● **Instructions for the task**: Find and copy each line of the records where the string "firm" shows up.

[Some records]
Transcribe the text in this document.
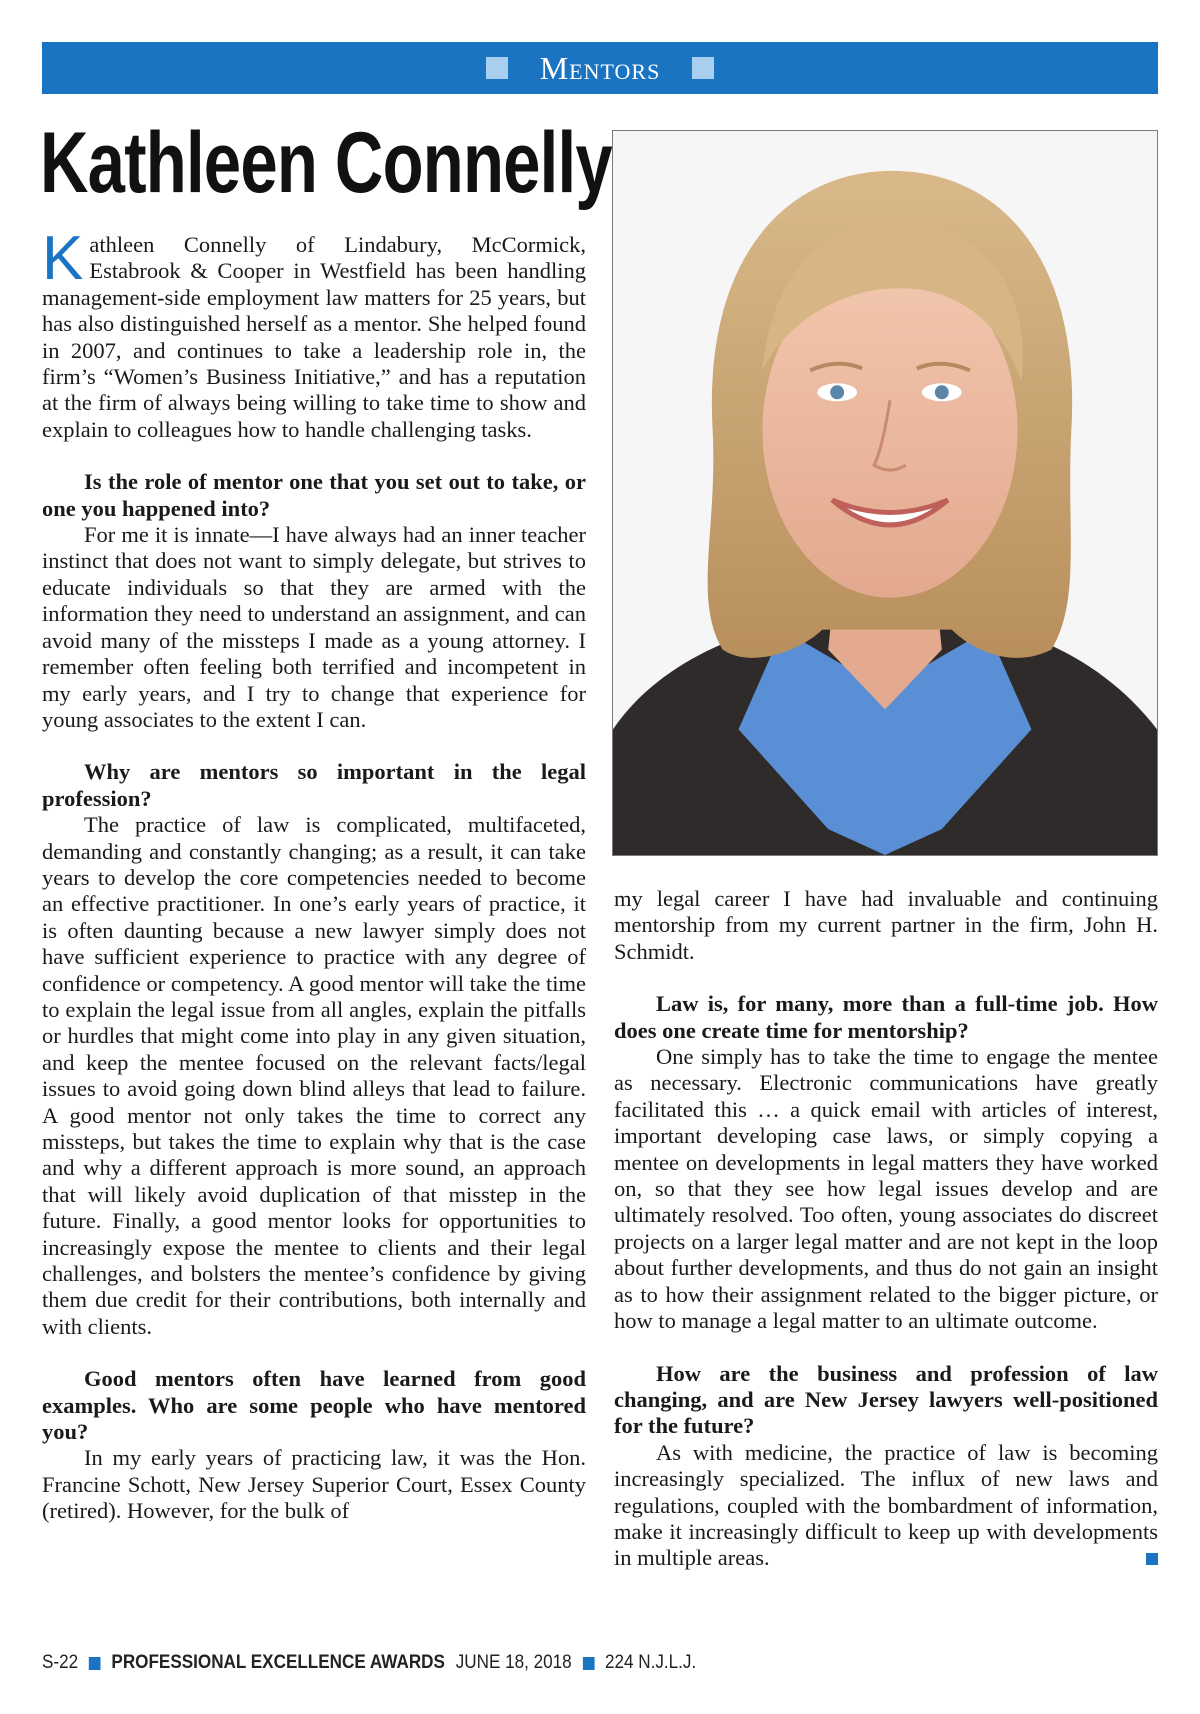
Mentors
Kathleen Connelly

Kathleen Connelly of Lindabury, McCormick, Estabrook & Cooper in Westfield has been handling management-side employment law matters for 25 years, but has also distinguished herself as a mentor. She helped found in 2007, and continues to take a leadership role in, the firm’s “Women’s Business Initiative,” and has a reputation at the firm of always being willing to take time to show and explain to colleagues how to handle challenging tasks.

Is the role of mentor one that you set out to take, or one you happened into?

For me it is innate—I have always had an inner teacher instinct that does not want to simply delegate, but strives to educate individuals so that they are armed with the information they need to understand an assignment, and can avoid many of the missteps I made as a young attorney. I remember often feeling both terrified and incompetent in my early years, and I try to change that experience for young associates to the extent I can.

Why are mentors so important in the legal profession?

The practice of law is complicated, multifaceted, demanding and constantly changing; as a result, it can take years to develop the core competencies needed to become an effective practitioner. In one’s early years of practice, it is often daunting because a new lawyer simply does not have sufficient experience to practice with any degree of confidence or competency. A good mentor will take the time to explain the legal issue from all angles, explain the pitfalls or hurdles that might come into play in any given situation, and keep the mentee focused on the relevant facts/legal issues to avoid going down blind alleys that lead to failure. A good mentor not only takes the time to correct any missteps, but takes the time to explain why that is the case and why a different approach is more sound, an approach that will likely avoid duplication of that misstep in the future. Finally, a good mentor looks for opportunities to increasingly expose the mentee to clients and their legal challenges, and bolsters the mentee’s confidence by giving them due credit for their contributions, both internally and with clients.

Good mentors often have learned from good examples. Who are some people who have mentored you?

In my early years of practicing law, it was the Hon. Francine Schott, New Jersey Superior Court, Essex County (retired). However, for the bulk of

my legal career I have had invaluable and continuing mentorship from my current partner in the firm, John H. Schmidt.

Law is, for many, more than a full-time job. How does one create time for mentorship?

One simply has to take the time to engage the mentee as necessary. Electronic communications have greatly facilitated this … a quick email with articles of interest, important developing case laws, or simply copying a mentee on developments in legal matters they have worked on, so that they see how legal issues develop and are ultimately resolved. Too often, young associates do discreet projects on a larger legal matter and are not kept in the loop about further developments, and thus do not gain an insight as to how their assignment related to the bigger picture, or how to manage a legal matter to an ultimate outcome.

How are the business and profession of law changing, and are New Jersey lawyers well-positioned for the future?

As with medicine, the practice of law is becoming increasingly specialized. The influx of new laws and regulations, coupled with the bombardment of information, make it increasingly difficult to keep up with developments in multiple areas.

S-22 PROFESSIONAL EXCELLENCE AWARDS JUNE 18, 2018 224 N.J.L.J.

● **Completed exercise**:
Kathleen Connelly of Lindabury, McCormick, Estabrook & Cooper in Westfield has been handling management-side employment law matters for 25 years, but has also distinguished herself as a mentor. She helped found in 2007, and continues to take a leadership role in, the firm’s “Women’s Business Initiative,” and has a reputation at the firm of always being willing to take time to show and explain to colleagues how to handle challenging tasks.
my legal career I have had invaluable and continuing mentorship from my current partner in the firm, John H. Schmidt.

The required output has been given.